** start of Record list **

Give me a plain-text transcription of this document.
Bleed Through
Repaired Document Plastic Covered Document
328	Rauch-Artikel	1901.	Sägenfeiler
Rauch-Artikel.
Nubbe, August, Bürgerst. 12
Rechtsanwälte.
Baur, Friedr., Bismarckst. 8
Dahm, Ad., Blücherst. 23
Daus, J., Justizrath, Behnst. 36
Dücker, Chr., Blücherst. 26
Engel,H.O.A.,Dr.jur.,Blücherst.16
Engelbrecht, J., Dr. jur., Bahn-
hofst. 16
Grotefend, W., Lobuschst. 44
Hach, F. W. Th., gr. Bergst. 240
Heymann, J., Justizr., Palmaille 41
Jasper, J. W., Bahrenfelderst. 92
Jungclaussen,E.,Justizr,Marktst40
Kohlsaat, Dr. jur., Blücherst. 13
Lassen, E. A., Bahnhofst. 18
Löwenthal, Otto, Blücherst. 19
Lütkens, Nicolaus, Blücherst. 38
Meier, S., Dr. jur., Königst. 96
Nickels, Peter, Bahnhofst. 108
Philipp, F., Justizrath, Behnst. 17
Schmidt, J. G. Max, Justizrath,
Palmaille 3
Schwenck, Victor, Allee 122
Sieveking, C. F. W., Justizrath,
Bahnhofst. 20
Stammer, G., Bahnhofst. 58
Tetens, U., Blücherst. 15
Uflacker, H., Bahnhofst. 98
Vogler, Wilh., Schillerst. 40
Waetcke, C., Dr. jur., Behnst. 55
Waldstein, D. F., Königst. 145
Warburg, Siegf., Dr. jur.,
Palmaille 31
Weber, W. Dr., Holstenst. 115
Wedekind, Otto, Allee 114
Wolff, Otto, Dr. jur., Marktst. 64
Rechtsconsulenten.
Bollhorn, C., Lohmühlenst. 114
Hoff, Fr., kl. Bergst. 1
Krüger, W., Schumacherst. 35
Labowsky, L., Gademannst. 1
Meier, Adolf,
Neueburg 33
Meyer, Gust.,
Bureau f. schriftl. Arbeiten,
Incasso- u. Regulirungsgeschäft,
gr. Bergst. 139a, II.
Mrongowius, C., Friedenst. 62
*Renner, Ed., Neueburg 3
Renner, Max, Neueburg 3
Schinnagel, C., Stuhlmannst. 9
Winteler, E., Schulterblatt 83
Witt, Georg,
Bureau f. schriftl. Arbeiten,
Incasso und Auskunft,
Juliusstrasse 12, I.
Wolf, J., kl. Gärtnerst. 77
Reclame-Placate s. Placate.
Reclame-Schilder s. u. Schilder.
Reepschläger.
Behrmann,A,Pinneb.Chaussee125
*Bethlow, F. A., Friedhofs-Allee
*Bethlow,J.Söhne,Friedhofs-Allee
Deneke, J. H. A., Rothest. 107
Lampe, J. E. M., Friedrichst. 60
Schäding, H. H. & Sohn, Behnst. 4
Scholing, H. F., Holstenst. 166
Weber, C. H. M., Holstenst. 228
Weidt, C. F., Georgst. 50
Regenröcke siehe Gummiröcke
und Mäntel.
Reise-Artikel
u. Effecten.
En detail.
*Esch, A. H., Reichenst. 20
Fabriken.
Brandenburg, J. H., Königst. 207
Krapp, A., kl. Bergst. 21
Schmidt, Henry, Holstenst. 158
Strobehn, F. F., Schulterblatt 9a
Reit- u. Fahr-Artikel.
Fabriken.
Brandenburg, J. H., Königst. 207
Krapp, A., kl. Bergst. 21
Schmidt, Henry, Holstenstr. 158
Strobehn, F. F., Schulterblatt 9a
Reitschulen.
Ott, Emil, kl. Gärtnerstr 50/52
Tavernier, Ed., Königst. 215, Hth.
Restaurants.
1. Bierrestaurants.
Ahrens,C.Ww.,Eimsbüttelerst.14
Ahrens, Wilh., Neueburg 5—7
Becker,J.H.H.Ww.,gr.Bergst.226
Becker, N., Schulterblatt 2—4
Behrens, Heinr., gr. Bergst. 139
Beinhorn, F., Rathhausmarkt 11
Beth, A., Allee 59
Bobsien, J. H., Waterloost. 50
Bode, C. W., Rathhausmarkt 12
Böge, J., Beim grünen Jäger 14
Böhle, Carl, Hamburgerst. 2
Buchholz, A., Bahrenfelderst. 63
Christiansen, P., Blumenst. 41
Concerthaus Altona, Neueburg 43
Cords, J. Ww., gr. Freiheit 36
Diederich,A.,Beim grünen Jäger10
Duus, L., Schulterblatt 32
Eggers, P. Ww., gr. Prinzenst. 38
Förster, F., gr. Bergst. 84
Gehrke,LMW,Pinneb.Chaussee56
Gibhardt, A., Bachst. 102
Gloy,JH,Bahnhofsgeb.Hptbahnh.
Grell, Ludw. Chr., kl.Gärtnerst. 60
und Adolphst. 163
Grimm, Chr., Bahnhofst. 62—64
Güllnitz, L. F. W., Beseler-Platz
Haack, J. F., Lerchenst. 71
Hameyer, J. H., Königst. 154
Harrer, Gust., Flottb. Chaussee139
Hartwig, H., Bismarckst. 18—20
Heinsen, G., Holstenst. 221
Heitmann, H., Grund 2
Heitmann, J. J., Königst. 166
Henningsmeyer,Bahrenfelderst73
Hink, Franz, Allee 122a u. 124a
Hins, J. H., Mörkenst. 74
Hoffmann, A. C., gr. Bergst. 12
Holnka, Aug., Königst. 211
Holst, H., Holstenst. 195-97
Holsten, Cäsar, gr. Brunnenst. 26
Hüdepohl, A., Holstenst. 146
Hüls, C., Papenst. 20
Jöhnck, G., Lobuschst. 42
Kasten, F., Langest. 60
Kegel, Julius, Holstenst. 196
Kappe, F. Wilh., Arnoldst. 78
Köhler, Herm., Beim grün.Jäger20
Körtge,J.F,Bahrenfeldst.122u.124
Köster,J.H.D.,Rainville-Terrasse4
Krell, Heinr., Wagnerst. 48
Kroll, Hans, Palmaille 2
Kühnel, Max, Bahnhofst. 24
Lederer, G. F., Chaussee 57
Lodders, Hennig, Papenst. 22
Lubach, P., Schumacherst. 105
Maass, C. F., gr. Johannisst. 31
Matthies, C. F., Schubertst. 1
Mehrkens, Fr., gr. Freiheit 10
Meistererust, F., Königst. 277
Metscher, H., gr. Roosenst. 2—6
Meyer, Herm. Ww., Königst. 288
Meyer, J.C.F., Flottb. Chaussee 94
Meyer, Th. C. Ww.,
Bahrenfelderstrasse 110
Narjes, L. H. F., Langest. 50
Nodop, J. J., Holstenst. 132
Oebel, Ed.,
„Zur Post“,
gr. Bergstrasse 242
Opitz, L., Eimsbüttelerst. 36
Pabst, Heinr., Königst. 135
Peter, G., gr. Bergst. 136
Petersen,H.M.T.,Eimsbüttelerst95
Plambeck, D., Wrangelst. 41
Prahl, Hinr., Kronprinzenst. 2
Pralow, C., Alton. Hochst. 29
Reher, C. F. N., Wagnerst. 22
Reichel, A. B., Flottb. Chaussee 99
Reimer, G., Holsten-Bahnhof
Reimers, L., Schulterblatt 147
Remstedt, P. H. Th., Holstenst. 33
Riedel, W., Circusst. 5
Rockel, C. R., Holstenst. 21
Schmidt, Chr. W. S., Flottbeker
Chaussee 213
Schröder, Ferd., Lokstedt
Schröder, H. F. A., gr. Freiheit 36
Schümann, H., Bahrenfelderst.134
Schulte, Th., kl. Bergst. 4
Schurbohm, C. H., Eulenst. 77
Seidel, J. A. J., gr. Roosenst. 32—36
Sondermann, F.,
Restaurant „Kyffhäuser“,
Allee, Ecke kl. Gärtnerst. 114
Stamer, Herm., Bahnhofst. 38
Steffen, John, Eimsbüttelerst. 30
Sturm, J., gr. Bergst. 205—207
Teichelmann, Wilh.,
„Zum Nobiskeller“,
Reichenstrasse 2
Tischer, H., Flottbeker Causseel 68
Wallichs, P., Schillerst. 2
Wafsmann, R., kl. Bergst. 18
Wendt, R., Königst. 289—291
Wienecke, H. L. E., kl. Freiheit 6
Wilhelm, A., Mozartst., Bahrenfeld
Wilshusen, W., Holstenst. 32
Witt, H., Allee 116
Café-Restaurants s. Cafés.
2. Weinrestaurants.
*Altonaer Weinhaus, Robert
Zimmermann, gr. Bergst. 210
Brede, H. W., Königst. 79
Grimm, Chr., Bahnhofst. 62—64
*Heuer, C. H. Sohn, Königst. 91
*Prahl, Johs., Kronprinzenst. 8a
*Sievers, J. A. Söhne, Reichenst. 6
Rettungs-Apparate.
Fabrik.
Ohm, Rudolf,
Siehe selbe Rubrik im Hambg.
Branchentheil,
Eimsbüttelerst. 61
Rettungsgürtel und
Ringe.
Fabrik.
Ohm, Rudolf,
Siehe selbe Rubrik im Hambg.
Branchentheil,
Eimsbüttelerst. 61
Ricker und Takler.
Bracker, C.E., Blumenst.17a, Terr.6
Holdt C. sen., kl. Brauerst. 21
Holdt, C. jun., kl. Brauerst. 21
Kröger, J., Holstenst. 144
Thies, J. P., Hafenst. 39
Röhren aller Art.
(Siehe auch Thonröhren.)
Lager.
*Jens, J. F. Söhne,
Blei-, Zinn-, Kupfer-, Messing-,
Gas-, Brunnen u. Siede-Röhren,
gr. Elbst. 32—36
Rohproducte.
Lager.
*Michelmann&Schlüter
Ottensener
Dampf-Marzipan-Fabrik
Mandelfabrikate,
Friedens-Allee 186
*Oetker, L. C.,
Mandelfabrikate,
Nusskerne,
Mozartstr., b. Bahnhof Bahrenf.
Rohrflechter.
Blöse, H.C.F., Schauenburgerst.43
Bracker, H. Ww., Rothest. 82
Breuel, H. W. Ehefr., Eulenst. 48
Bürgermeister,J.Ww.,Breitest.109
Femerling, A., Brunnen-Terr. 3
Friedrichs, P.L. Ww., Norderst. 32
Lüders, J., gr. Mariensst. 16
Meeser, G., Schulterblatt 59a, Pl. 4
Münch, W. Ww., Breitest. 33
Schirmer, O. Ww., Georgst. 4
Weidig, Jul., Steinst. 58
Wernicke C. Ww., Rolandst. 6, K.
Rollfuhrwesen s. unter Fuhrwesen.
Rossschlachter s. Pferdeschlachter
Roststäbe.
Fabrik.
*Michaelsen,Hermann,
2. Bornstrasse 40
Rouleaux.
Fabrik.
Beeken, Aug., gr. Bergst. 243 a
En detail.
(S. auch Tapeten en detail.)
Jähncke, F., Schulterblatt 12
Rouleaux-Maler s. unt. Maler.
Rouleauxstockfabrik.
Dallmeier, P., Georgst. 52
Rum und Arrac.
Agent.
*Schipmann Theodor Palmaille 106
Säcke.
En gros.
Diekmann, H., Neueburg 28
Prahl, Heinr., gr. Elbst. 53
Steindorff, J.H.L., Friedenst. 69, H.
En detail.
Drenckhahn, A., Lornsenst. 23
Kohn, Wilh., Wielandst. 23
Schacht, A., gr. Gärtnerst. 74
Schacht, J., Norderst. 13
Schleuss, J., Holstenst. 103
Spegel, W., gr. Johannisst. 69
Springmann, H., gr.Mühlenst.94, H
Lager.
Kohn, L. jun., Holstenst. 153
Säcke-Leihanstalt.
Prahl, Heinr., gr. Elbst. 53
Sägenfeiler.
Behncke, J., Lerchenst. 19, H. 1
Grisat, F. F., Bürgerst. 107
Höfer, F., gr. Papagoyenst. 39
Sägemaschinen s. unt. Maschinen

** end of Record list **

__What the exercise asks__. Report how many lines of the listing hold the word "Schillerst", with nothing but the number.

__Completed exercise__. 2